Text:
Währenddessen breiten sich massive Proteste gegen den Umgang der Regierung mit den Verschwundenen im ganzen Land aus. Autobahnen werden blockiert, Flughäfen, Rathäuser und Einkaufszentren besetzt. Letzten Freitag demonstrierten tausende Studierende in Chilpancingo. Sie forderten die Amtsenthebung von Mexikos Präsident Enrique Peña Nieto und Haftstrafen gegen den ehemaligen Gouverneur von Guerrero, den Ex-Bürgermeister von Iguala und seine Frau sowie den Polizeichef. Bislang gab es im Zusammenhang mit dem Angriff auf die Studenten am 26. September 74 Festnahmen, darunter Polizisten und andere mit dem organisierten Verbrechen verbundene Personen. Eine derart heftige Mobilisierung hat Mexiko seit den Studentenprotesten 1968 nicht mehr erlebt. Sie ist entstanden aus der Ohnmacht der Machtlosen.

Das Massaker an den Studenten markiert einen Wendepunkt in dem Land, das in den letzten Jahren von einer Welle der Gewalt mit 100.000 Toten und mehr als 26.000 verschwundenen Menschen erfasst wurde. Mit den Studenten hat diese Gewalt nun auch politische Aktivisten erfasst. Es ist kein Zufall, dass es gerade Studenten dieser Schule getroffen hat.

Die Hochschule in Ayotzinapa an der die 43 jungen Männer studierten, bildet ganz bewusst ausschließlich Lehrer aus armen Bevölkerungsschichten aus. Nach ihrem Studium sollen sie den sozialen Wandel in ihren Dörfern voranbringen. Mit diesem Auftrag wurde die Hochschule 1926 im postrevolutionären Mexiko gegründet. So lange es sie gibt, hatte die Hochschule Schwierigkeiten eine ausreichende Finanzierung zu bekommen. Ihre Studenten haben immer gegen soziale Missstände, gegen die fehlende Rechtsstaatlichkeit, gegen die Korruption in Polizei und Politik gekämpft. Zu ihren bekanntesten Absolventen gehörten Lucio Cabanas, Genaro Vazquez und Othon Salazar.

Lucio Cabanas, der Enkel eines Guerilleros der mit Emiliano Zapata kämpfte, arbeitete in seiner Kindheit als Kaffeepflücker. Nach seinem Studium in Ayotzinapa wurde er Lehrer in der Sierra de Atoyac. Auf einer friedlichen Demonstration im Mai 1967 in Tecapan zu der Cabanas aufgerufen hatte, richtete die Polizei ein Massaker an. Cabanas floh in die Berge Guerreros und gründete dort die „Partido de los Pobres“, die „Partei der Armen“. Diese Guerillatruppe kämpfte gegen die Willkür der Großgrundbesitzer. Sie entführte Politiker und überfiel Banken. Mit dem erbeuteten Geld wurden soziale Projekte in Guerrero unterstützt. Als Cabanas 1974 verhaftet werden sollte rief er „Ich werde euch nicht den Gefallen tun, dass ihr mich tötet“. Dann erschoss er sich selbst. Andere Mitglieder der „Partei der Armen“ wurden nach ihrer Gefangennahme vom Polizeichef Guerreros über dem Pazifik ins Wasser geworfen.

Aufgabe 1:
Kopiere bitte die Einträge unverändert, vom Anfang der Einträge bis einschließlich der Zeile mit „empirical-point bbox=[220, 265, 227, 272]“.
Der Text und die Einträge haben nichts miteinander zu tun.

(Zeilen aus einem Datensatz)
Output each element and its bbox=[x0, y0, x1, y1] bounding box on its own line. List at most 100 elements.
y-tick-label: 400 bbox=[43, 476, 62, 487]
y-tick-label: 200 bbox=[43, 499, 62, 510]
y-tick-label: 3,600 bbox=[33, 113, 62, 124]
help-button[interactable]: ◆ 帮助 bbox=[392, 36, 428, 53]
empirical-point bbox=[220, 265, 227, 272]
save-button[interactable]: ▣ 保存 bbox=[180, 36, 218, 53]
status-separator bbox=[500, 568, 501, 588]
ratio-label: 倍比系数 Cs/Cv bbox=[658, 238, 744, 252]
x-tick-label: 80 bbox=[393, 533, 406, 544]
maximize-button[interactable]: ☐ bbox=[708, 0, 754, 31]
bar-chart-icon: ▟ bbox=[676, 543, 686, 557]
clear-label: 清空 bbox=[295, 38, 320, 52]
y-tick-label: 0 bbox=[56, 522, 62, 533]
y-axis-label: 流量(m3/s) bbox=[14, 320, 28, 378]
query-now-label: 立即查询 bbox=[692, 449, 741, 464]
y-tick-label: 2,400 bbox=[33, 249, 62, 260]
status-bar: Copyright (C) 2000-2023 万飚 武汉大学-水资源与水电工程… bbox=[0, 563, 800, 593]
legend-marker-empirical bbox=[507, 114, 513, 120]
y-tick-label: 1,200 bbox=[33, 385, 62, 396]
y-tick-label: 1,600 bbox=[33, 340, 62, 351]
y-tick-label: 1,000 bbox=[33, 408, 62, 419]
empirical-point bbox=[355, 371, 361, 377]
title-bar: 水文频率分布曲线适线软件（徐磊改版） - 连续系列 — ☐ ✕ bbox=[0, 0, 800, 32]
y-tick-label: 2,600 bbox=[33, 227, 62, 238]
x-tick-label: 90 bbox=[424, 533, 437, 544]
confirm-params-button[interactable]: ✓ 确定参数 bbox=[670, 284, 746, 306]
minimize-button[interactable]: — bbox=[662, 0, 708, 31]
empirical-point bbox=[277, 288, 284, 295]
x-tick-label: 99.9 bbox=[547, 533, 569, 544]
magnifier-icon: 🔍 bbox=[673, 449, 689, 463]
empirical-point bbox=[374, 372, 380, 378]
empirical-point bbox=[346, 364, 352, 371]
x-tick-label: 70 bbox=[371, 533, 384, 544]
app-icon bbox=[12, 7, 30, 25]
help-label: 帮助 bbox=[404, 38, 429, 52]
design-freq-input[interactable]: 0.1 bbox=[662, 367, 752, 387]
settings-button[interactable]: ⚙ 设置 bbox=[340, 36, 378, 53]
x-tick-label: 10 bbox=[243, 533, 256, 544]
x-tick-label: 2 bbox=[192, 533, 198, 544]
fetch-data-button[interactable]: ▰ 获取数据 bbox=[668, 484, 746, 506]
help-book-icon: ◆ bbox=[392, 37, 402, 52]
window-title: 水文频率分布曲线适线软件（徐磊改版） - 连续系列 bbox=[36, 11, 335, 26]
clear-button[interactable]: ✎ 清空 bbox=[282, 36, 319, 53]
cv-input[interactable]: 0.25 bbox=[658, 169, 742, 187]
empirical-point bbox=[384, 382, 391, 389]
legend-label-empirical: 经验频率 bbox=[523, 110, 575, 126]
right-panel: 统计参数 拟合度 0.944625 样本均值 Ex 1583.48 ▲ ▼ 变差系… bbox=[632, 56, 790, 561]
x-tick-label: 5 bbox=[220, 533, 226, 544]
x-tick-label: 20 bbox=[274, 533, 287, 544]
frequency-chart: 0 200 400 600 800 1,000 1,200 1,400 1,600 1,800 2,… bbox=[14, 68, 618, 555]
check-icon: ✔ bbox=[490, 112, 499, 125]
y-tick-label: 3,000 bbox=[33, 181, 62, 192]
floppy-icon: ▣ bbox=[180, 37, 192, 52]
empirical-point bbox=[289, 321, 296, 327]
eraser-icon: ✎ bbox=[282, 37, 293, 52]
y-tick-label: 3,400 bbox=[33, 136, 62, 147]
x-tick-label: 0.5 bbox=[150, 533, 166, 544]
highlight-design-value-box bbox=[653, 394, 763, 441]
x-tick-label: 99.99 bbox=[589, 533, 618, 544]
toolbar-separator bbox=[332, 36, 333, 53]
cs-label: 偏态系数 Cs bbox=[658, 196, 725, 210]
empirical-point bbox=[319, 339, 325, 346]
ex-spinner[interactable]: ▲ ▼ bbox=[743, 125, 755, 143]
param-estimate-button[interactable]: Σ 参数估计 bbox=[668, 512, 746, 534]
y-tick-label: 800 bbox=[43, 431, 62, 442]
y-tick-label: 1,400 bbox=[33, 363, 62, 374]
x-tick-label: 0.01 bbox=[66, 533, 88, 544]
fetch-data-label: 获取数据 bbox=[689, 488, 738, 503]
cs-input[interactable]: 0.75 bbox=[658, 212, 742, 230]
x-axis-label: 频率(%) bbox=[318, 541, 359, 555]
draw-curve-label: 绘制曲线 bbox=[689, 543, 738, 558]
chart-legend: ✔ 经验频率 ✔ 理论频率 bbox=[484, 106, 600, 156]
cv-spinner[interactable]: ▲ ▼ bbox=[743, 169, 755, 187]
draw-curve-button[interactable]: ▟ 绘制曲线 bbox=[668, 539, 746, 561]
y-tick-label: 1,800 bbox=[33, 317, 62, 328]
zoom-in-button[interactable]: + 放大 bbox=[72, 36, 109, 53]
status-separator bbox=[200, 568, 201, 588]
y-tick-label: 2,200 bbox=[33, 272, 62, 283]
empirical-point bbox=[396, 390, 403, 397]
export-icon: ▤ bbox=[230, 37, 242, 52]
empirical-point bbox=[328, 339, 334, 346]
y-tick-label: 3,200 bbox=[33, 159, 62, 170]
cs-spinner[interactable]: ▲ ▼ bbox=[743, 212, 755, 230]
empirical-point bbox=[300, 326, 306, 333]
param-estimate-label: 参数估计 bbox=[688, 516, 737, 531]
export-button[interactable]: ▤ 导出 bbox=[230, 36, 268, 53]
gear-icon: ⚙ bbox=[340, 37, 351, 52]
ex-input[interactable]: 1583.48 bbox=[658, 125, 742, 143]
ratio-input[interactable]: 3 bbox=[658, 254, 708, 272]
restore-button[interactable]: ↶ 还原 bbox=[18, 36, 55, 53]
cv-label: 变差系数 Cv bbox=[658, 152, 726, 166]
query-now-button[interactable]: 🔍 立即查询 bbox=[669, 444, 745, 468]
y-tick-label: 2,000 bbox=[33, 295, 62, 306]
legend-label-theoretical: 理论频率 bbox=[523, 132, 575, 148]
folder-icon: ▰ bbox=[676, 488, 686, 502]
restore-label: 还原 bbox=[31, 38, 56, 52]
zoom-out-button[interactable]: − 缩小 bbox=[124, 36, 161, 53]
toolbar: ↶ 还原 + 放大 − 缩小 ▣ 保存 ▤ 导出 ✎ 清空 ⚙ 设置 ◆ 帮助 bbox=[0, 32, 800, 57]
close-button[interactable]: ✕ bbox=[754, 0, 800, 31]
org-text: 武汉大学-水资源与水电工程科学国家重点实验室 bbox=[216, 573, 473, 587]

Aufgabe 2:
Nimm den Text über das Massaker an den Studenten aus Ayotzinapa nach seinem letzten Satz auf und schreibe ihn weiter.

Ergebnis 1:
Output each element and its bbox=[x0, y0, x1, y1] bounding box on its own line. List at most 100 elements.
y-tick-label: 400 bbox=[43, 476, 62, 487]
y-tick-label: 200 bbox=[43, 499, 62, 510]
y-tick-label: 3,600 bbox=[33, 113, 62, 124]
help-button[interactable]: ◆ 帮助 bbox=[392, 36, 428, 53]
empirical-point bbox=[220, 265, 227, 272]

Ergebnis 2:
Genaro Vazquez war nach seinem Studium Leiter der Lehrergewerkschaft von Guerrero. Er kämpfte gegen die Enteignung von Kleinbauern und die fehlende Rechtsstaatlichkeit. 1960 führte er eine Demonstration nach Mexiko-Stadt. Kurz danach wurde er wegen Beleidigung des Gouverneurs und Verschwörung verhaftet. 1968 wurde Vazquez aus dem Gefängnis befreit. Er schloss sich den Guerrileros der Nationalen Revolutionären Bürgervereinigung an. Sein Tod ist bis heute nicht geklärt. Am 2. Februar 1972 kam er nach einem Autounfall in ein Krankenhaus in Morelia. Seine Verletzungen sollen nicht tödlich gewesen sein. Es gibt Gerüchte, dass die Soldaten, die ihn dorthin brachten, Vazquez umbrachten. Der Sänger Oscar Chavez, ein Unterstützer der Zapatisten, widmete Vazquez ein Lied.

Othon Salazar starb 2008 eines natürlichen Todes. Nachdem er als Gewerkschaftler mehr Lohn für die Lehrer in Guerrero verhandeln wollte, wurde er gefoltert und beschuldigt ein Spion Moskaus zu sein. Später kandidierte er vergeblich als Mitglied der Kommunistischen Partei für den Gouverneursposten in Guerrero.

Der Kampf dieser drei Absolventen der Hochschule von Ayotzinapa war Teil des sogenannten Schmutzigen Krieges der Mexiko in den 1960er und -70er Jahren beherrschte. Der von der Partei der Institutionalisierten Revolution (PRI) autoritär regierte Staat bekämpfte Studenten und linke Oppositionelle. Tausende Menschen wurden ermordet oder verschwanden mit zum Teil bis heute nicht geklärtem Schicksal. Seinen Höhepunkt fand dieser Krieg 1968 als in Mexiko City hunderttausende Studenten gegen die Geldverschwendung für die Olympischen Spiele demonstrierten. Am 2. Oktober erschoss das Militär auf dem Platz der drei Kulturen während einer friedlichen Kundgebung mehrere hundert Studenten. Diese Morde wurden lange nicht aufgeklärt und sind bis heute ein unbewältigtes Trauma in Mexiko. Die PRI regiert Mexiko seit 1929 mit Ausnahme von zwölf Jahren ununterbrochen. Sie hat sich zu einer neoliberalen Wirtschaftspartei entwickelt und mit ihrer Patronage sämtliche Institutionen Mexikos durchdrungen. Auch der amtierende Präsident Enrique Pena Nieto gehört der PRI an.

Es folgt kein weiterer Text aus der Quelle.